## EXERCISE GOAL
What lines in the entries hold the string "enzyme"? List them.

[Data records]
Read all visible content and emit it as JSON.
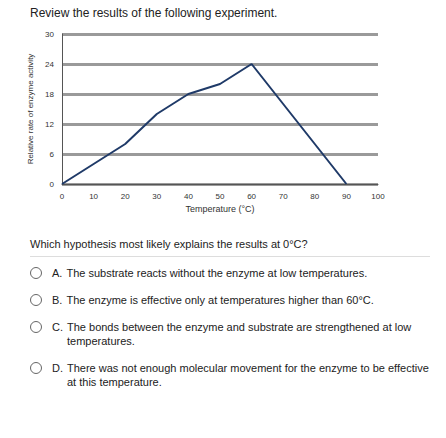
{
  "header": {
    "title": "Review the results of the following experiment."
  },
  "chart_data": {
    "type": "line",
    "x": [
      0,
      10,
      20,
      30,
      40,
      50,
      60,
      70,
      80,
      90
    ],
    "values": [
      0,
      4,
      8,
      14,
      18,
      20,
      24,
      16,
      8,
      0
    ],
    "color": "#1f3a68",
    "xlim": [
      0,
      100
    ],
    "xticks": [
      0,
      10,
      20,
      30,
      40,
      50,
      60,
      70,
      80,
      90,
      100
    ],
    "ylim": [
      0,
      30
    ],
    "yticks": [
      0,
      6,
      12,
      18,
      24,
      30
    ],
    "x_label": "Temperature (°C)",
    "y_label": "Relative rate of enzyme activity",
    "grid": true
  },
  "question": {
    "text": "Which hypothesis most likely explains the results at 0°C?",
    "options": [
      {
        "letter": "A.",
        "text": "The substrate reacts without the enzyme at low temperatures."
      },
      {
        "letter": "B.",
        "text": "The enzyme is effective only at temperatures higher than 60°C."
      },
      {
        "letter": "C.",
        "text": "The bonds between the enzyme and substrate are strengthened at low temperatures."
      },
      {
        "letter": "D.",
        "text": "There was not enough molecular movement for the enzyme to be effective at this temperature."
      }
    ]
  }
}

## TASK OUTPUT
    "y_label": "Relative rate of enzyme activity",
        "text": "The substrate reacts without the enzyme at low temperatures."
        "text": "The enzyme is effective only at temperatures higher than 60°C."
        "text": "The bonds between the enzyme and substrate are strengthened at low temperatures."
        "text": "There was not enough molecular movement for the enzyme to be effective at this temperature."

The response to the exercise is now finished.